Exercise objective: Output the full material exactly as it appears here.

[Start]

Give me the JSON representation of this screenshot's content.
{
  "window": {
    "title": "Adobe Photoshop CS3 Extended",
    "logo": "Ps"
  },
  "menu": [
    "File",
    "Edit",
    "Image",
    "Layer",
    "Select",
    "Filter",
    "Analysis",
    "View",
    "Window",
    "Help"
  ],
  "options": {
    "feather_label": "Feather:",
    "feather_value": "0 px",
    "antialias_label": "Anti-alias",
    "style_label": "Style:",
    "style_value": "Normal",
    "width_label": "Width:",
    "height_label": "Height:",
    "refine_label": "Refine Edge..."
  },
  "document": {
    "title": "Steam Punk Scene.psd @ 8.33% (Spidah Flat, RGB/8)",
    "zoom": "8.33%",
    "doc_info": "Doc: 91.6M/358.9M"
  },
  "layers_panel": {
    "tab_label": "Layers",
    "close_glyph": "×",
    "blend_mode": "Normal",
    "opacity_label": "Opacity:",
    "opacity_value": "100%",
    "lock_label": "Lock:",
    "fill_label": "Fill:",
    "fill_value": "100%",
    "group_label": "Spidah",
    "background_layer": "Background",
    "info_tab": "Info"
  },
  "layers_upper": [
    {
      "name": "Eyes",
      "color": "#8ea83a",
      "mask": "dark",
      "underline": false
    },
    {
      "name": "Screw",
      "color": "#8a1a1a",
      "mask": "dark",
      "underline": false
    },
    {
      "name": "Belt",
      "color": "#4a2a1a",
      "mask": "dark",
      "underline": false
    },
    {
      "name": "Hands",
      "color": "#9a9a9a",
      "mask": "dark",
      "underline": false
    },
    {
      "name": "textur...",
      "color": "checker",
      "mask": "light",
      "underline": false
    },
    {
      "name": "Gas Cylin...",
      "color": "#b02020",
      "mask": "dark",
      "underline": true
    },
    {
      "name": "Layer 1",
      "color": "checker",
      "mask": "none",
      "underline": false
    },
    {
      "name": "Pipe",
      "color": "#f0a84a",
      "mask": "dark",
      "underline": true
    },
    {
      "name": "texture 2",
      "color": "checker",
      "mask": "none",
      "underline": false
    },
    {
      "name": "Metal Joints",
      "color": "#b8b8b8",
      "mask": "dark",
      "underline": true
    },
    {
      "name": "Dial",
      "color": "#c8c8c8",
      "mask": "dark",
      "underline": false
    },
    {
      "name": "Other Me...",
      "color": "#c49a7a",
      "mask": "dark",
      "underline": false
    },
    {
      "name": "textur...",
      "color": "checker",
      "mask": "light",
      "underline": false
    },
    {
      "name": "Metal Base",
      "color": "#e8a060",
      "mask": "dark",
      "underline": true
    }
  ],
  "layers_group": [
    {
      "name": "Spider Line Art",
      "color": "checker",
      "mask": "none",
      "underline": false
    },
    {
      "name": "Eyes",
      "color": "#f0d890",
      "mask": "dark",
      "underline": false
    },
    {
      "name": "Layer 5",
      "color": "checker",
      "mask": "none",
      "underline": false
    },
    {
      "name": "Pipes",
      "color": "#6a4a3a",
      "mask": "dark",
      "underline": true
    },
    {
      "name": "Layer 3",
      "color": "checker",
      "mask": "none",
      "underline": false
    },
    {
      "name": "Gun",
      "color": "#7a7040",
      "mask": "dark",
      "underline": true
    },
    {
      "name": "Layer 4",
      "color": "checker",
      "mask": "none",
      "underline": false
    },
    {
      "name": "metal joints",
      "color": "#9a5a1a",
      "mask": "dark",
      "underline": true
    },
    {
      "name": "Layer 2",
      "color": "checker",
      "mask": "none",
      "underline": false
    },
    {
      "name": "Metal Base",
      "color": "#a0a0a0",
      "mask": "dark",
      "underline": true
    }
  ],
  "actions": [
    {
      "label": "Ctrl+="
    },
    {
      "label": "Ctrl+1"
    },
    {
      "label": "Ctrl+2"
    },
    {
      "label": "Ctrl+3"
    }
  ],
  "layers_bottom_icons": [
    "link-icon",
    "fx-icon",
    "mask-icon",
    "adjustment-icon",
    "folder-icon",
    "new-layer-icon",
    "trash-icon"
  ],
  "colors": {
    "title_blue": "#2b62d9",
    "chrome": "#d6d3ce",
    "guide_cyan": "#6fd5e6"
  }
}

[End]

Final result:
Give me the JSON representation of this screenshot's content.
{
  "window": {
    "title": "Adobe Photoshop CS3 Extended",
    "logo": "Ps"
  },
  "menu": [
    "File",
    "Edit",
    "Image",
    "Layer",
    "Select",
    "Filter",
    "Analysis",
    "View",
    "Window",
    "Help"
  ],
  "options": {
    "feather_label": "Feather:",
    "feather_value": "0 px",
    "antialias_label": "Anti-alias",
    "style_label": "Style:",
    "style_value": "Normal",
    "width_label": "Width:",
    "height_label": "Height:",
    "refine_label": "Refine Edge..."
  },
  "document": {
    "title": "Steam Punk Scene.psd @ 8.33% (Spidah Flat, RGB/8)",
    "zoom": "8.33%",
    "doc_info": "Doc: 91.6M/358.9M"
  },
  "layers_panel": {
    "tab_label": "Layers",
    "close_glyph": "×",
    "blend_mode": "Normal",
    "opacity_label": "Opacity:",
    "opacity_value": "100%",
    "lock_label": "Lock:",
    "fill_label": "Fill:",
    "fill_value": "100%",
    "group_label": "Spidah",
    "background_layer": "Background",
    "info_tab": "Info"
  },
  "layers_upper": [
    {
      "name": "Eyes",
      "color": "#8ea83a",
      "mask": "dark",
      "underline": false
    },
    {
      "name": "Screw",
      "color": "#8a1a1a",
      "mask": "dark",
      "underline": false
    },
    {
      "name": "Belt",
      "color": "#4a2a1a",
      "mask": "dark",
      "underline": false
    },
    {
      "name": "Hands",
      "color": "#9a9a9a",
      "mask": "dark",
      "underline": false
    },
    {
      "name": "textur...",
      "color": "checker",
      "mask": "light",
      "underline": false
    },
    {
      "name": "Gas Cylin...",
      "color": "#b02020",
      "mask": "dark",
      "underline": true
    },
    {
      "name": "Layer 1",
      "color": "checker",
      "mask": "none",
      "underline": false
    },
    {
      "name": "Pipe",
      "color": "#f0a84a",
      "mask": "dark",
      "underline": true
    },
    {
      "name": "texture 2",
      "color": "checker",
      "mask": "none",
      "underline": false
    },
    {
      "name": "Metal Joints",
      "color": "#b8b8b8",
      "mask": "dark",
      "underline": true
    },
    {
      "name": "Dial",
      "color": "#c8c8c8",
      "mask": "dark",
      "underline": false
    },
    {
      "name": "Other Me...",
      "color": "#c49a7a",
      "mask": "dark",
      "underline": false
    },
    {
      "name": "textur...",
      "color": "checker",
      "mask": "light",
      "underline": false
    },
    {
      "name": "Metal Base",
      "color": "#e8a060",
      "mask": "dark",
      "underline": true
    }
  ],
  "layers_group": [
    {
      "name": "Spider Line Art",
      "color": "checker",
      "mask": "none",
      "underline": false
    },
    {
      "name": "Eyes",
      "color": "#f0d890",
      "mask": "dark",
      "underline": false
    },
    {
      "name": "Layer 5",
      "color": "checker",
      "mask": "none",
      "underline": false
    },
    {
      "name": "Pipes",
      "color": "#6a4a3a",
      "mask": "dark",
      "underline": true
    },
    {
      "name": "Layer 3",
      "color": "checker",
      "mask": "none",
      "underline": false
    },
    {
      "name": "Gun",
      "color": "#7a7040",
      "mask": "dark",
      "underline": true
    },
    {
      "name": "Layer 4",
      "color": "checker",
      "mask": "none",
      "underline": false
    },
    {
      "name": "metal joints",
      "color": "#9a5a1a",
      "mask": "dark",
      "underline": true
    },
    {
      "name": "Layer 2",
      "color": "checker",
      "mask": "none",
      "underline": false
    },
    {
      "name": "Metal Base",
      "color": "#a0a0a0",
      "mask": "dark",
      "underline": true
    }
  ],
  "actions": [
    {
      "label": "Ctrl+="
    },
    {
      "label": "Ctrl+1"
    },
    {
      "label": "Ctrl+2"
    },
    {
      "label": "Ctrl+3"
    }
  ],
  "layers_bottom_icons": [
    "link-icon",
    "fx-icon",
    "mask-icon",
    "adjustment-icon",
    "folder-icon",
    "new-layer-icon",
    "trash-icon"
  ],
  "colors": {
    "title_blue": "#2b62d9",
    "chrome": "#d6d3ce",
    "guide_cyan": "#6fd5e6"
  }
}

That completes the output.